EXERCISE: Please find all lines in the data that hold the string "year" and copy them.

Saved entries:
★ ★ ★

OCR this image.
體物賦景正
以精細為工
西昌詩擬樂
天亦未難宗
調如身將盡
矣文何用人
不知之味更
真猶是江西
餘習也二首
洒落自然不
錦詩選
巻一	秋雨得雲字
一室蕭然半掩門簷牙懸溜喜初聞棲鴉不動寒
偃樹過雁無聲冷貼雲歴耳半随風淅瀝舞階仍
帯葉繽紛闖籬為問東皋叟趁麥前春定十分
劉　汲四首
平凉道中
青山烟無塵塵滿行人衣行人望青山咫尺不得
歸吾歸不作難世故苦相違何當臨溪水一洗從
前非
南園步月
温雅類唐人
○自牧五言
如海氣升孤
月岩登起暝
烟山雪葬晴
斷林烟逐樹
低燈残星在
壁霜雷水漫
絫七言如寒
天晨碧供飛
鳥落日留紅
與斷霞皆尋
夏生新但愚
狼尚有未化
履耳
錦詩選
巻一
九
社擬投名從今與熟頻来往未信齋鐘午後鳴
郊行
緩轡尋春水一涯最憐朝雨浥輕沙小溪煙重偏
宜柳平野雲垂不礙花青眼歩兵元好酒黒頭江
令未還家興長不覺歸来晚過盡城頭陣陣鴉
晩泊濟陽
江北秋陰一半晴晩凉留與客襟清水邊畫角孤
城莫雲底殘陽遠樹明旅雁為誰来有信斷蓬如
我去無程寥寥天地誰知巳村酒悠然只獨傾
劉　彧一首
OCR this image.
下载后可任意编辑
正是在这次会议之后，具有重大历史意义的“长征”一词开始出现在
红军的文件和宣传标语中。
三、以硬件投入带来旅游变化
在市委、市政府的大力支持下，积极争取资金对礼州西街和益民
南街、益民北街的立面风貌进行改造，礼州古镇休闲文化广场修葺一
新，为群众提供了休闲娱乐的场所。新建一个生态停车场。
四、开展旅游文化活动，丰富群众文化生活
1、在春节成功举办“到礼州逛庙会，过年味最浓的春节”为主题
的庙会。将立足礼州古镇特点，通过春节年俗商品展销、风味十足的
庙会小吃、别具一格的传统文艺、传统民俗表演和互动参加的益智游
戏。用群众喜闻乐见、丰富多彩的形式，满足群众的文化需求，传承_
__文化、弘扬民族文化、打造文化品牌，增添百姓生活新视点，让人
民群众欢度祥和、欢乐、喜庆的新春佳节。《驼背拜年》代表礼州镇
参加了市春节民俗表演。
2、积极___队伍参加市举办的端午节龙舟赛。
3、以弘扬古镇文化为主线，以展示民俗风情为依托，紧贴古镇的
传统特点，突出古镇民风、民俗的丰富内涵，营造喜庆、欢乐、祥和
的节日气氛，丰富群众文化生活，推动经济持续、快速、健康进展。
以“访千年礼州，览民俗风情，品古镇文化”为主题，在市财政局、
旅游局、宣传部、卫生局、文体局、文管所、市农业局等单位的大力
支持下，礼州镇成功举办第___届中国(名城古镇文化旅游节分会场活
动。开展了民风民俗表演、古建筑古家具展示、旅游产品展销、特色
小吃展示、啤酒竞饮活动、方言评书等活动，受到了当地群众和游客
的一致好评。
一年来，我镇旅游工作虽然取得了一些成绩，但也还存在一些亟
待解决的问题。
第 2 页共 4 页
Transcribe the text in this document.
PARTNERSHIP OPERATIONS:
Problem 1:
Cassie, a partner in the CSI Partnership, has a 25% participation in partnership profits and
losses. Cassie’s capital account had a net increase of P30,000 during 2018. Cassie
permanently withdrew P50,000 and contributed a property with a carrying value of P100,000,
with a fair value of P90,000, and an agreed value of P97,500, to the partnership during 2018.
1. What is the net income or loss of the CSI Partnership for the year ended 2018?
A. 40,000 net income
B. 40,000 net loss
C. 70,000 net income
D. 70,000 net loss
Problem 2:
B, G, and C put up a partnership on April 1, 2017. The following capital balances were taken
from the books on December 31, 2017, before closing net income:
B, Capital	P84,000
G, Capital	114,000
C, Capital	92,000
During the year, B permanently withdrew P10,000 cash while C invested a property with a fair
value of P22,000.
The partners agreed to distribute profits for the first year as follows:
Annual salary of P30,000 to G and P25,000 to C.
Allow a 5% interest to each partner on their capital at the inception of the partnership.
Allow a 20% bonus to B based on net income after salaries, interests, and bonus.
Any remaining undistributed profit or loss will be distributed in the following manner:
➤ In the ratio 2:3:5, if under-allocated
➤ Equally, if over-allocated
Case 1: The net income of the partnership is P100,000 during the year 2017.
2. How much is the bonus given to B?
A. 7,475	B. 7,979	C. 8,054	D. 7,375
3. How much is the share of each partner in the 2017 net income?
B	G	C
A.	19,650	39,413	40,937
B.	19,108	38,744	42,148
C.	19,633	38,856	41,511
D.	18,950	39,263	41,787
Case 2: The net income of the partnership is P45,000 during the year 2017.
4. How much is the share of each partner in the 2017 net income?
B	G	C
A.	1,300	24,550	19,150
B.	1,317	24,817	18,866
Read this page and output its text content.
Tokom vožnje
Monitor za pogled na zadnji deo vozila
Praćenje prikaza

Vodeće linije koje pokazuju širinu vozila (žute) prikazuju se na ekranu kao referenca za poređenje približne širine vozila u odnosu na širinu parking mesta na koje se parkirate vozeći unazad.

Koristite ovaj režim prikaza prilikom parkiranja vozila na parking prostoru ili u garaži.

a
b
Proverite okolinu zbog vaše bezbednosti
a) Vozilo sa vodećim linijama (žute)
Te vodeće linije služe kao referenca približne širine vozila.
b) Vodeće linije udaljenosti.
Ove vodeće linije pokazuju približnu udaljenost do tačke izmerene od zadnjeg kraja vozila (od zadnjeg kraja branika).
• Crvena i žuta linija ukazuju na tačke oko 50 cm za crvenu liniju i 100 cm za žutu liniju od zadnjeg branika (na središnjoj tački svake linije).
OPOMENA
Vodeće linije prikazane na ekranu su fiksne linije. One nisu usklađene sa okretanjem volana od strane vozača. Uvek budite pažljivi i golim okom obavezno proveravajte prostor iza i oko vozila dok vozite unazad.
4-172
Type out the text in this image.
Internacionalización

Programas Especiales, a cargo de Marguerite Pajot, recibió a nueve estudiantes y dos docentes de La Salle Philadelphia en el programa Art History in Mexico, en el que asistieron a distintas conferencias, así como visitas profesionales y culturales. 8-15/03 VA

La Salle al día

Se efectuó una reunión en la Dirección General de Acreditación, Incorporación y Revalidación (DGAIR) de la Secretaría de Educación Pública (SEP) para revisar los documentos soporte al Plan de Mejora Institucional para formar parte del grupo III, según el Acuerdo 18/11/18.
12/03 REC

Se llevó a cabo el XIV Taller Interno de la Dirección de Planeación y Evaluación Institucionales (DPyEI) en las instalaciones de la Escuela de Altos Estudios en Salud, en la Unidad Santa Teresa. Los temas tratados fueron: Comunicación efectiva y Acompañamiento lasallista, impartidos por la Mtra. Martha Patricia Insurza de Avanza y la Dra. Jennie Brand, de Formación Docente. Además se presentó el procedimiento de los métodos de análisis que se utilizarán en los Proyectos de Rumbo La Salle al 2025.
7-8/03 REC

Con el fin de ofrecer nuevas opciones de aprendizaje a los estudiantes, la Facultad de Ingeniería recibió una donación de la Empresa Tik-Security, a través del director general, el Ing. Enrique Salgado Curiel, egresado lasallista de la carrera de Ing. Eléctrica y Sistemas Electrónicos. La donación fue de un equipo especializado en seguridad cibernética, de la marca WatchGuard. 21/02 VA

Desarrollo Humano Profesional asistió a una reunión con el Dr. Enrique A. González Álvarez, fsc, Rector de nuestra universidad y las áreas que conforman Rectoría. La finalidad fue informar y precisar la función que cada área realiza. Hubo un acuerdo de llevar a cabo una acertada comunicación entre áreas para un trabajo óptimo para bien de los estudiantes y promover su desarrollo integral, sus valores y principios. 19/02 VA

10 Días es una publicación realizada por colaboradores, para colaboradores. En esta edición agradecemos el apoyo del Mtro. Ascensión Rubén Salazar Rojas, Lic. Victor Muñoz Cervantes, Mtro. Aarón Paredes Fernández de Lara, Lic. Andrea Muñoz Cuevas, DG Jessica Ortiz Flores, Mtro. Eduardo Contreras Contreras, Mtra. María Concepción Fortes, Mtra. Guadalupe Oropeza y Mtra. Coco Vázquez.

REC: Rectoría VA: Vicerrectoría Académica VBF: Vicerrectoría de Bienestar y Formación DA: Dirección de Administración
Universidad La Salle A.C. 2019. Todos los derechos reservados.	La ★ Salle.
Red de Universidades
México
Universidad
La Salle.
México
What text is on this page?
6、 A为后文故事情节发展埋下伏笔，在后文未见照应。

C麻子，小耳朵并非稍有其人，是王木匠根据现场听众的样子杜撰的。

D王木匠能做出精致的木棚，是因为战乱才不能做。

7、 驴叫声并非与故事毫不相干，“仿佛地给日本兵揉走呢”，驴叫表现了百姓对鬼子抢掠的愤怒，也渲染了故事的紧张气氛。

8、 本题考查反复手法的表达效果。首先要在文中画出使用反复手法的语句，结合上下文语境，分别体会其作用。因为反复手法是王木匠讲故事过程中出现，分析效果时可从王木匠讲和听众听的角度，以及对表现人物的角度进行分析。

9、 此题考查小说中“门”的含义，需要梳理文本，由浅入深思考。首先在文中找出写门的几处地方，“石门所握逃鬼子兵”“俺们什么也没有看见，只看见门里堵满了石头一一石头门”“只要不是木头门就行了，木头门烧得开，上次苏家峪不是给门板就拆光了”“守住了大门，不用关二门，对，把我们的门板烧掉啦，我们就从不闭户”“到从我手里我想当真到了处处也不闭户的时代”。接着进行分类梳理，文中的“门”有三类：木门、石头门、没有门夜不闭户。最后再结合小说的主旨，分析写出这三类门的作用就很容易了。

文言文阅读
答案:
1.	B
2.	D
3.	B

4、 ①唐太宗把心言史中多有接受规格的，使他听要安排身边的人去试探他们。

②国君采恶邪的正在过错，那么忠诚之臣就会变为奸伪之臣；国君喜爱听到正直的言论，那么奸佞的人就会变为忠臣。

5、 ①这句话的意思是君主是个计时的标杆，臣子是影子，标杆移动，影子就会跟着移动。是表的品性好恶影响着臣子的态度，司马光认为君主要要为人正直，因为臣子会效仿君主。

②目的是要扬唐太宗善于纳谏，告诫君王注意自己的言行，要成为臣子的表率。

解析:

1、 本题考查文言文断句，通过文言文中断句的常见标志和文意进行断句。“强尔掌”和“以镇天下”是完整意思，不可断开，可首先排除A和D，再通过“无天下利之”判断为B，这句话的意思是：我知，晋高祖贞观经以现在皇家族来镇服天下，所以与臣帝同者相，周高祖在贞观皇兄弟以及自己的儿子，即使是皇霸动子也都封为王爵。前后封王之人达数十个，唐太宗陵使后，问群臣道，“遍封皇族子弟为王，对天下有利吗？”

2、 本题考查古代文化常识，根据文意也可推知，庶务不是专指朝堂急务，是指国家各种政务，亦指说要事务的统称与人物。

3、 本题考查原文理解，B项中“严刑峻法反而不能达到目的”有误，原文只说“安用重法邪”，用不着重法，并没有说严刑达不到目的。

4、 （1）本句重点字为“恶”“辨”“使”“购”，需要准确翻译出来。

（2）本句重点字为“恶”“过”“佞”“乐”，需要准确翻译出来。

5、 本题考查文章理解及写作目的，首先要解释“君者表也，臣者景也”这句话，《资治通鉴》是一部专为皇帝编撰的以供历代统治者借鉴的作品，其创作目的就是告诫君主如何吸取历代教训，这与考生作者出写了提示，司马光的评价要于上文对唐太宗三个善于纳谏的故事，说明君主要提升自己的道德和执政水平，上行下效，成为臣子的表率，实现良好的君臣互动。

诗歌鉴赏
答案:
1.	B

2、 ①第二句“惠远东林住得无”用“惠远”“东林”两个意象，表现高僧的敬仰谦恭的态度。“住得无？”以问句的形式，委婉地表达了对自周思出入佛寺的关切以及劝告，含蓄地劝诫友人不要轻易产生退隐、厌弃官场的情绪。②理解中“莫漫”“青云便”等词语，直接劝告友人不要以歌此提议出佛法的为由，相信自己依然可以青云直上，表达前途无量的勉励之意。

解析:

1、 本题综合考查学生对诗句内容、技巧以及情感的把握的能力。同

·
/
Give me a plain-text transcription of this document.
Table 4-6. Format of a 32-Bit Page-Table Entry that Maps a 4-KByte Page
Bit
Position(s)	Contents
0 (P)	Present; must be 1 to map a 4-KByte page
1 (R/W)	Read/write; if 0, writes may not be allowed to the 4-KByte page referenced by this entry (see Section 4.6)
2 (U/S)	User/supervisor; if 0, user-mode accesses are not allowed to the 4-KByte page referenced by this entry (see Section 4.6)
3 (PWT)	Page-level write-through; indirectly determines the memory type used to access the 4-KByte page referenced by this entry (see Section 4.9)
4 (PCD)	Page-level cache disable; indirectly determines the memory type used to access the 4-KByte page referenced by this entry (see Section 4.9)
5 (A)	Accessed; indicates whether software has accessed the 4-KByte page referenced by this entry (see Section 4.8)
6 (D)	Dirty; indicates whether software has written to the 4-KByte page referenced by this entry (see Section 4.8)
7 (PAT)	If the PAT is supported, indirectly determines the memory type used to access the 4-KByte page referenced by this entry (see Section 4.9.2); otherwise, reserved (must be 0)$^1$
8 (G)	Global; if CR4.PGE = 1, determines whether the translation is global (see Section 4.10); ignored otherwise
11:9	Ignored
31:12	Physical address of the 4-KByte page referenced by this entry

★ ★ ★

WRITTEN SOLUTION:
1. What is the net income or loss of the CSI Partnership for the year ended 2018?
During the year, B permanently withdrew P10,000 cash while C invested a property with a fair
The partners agreed to distribute profits for the first year as follows:
Case 1: The net income of the partnership is P100,000 during the year 2017.
Case 2: The net income of the partnership is P45,000 during the year 2017.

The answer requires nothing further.